The problem
Report back each line of the records that contains the string "droites".

────────────────────────────────────────

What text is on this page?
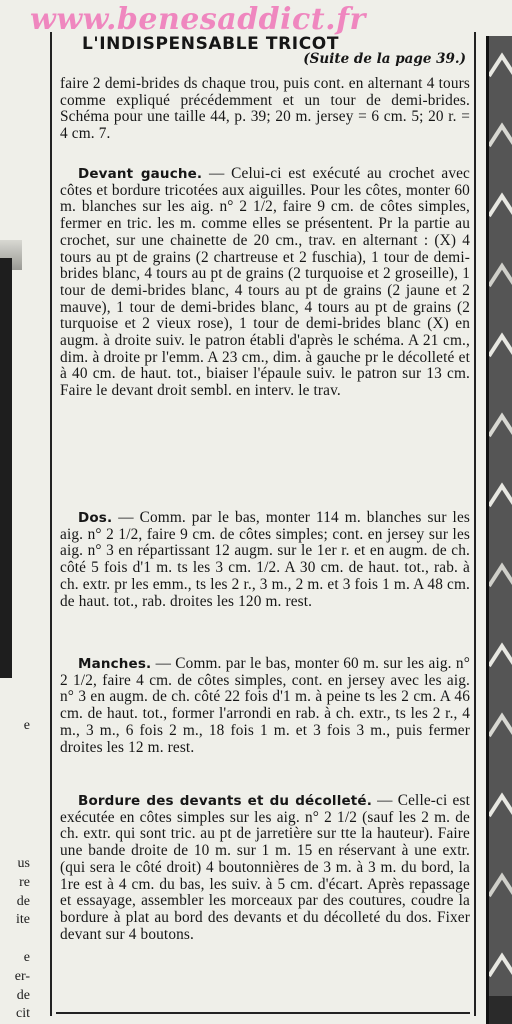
www.benesaddict.fr
e
us
re
de
ite
e
er-
de
cit
L'INDISPENSABLE TRICOT
(Suite de la page 39.)
faire 2 demi-brides ds chaque trou, puis cont. en alternant 4 tours comme expliqué précédemment et un tour de demi-brides. Schéma pour une taille 44, p. 39; 20 m. jersey = 6 cm. 5; 20 r. = 4 cm. 7.
Devant gauche. — Celui-ci est exécuté au crochet avec côtes et bordure tricotées aux aiguilles. Pour les côtes, monter 60 m. blanches sur les aig. n° 2 1/2, faire 9 cm. de côtes simples, fermer en tric. les m. comme elles se présentent. Pr la partie au crochet, sur une chainette de 20 cm., trav. en alternant : (X) 4 tours au pt de grains (2 chartreuse et 2 fuschia), 1 tour de demi-brides blanc, 4 tours au pt de grains (2 turquoise et 2 groseille), 1 tour de demi-brides blanc, 4 tours au pt de grains (2 jaune et 2 mauve), 1 tour de demi-brides blanc, 4 tours au pt de grains (2 turquoise et 2 vieux rose), 1 tour de demi-brides blanc (X) en augm. à droite suiv. le patron établi d'après le schéma. A 21 cm., dim. à droite pr l'emm. A 23 cm., dim. à gauche pr le décolleté et à 40 cm. de haut. tot., biaiser l'épaule suiv. le patron sur 13 cm. Faire le devant droit sembl. en interv. le trav.
Dos. — Comm. par le bas, monter 114 m. blanches sur les aig. n° 2 1/2, faire 9 cm. de côtes simples; cont. en jersey sur les aig. n° 3 en répartissant 12 augm. sur le 1er r. et en augm. de ch. côté 5 fois d'1 m. ts les 3 cm. 1/2. A 30 cm. de haut. tot., rab. à ch. extr. pr les emm., ts les 2 r., 3 m., 2 m. et 3 fois 1 m. A 48 cm. de haut. tot., rab. droites les 120 m. rest.
Manches. — Comm. par le bas, monter 60 m. sur les aig. n° 2 1/2, faire 4 cm. de côtes simples, cont. en jersey avec les aig. n° 3 en augm. de ch. côté 22 fois d'1 m. à peine ts les 2 cm. A 46 cm. de haut. tot., former l'arrondi en rab. à ch. extr., ts les 2 r., 4 m., 3 m., 6 fois 2 m., 18 fois 1 m. et 3 fois 3 m., puis fermer droites les 12 m. rest.
Bordure des devants et du décolleté. — Celle-ci est exécutée en côtes simples sur les aig. n° 2 1/2 (sauf les 2 m. de ch. extr. qui sont tric. au pt de jarretière sur tte la hauteur). Faire une bande droite de 10 m. sur 1 m. 15 en réservant à une extr. (qui sera le côté droit) 4 boutonnières de 3 m. à 3 m. du bord, la 1re est à 4 cm. du bas, les suiv. à 5 cm. d'écart. Après repassage et essayage, assembler les morceaux par des coutures, coudre la bordure à plat au bord des devants et du décolleté du dos. Fixer devant sur 4 boutons.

────────────────────────────────────────

The output
Dos. — Comm. par le bas, monter 114 m. blanches sur les aig. n° 2 1/2, faire 9 cm. de côtes simples; cont. en jersey sur les aig. n° 3 en répartissant 12 augm. sur le 1er r. et en augm. de ch. côté 5 fois d'1 m. ts les 3 cm. 1/2. A 30 cm. de haut. tot., rab. à ch. extr. pr les emm., ts les 2 r., 3 m., 2 m. et 3 fois 1 m. A 48 cm. de haut. tot., rab. droites les 120 m. rest.
Manches. — Comm. par le bas, monter 60 m. sur les aig. n° 2 1/2, faire 4 cm. de côtes simples, cont. en jersey avec les aig. n° 3 en augm. de ch. côté 22 fois d'1 m. à peine ts les 2 cm. A 46 cm. de haut. tot., former l'arrondi en rab. à ch. extr., ts les 2 r., 4 m., 3 m., 6 fois 2 m., 18 fois 1 m. et 3 fois 3 m., puis fermer droites les 12 m. rest.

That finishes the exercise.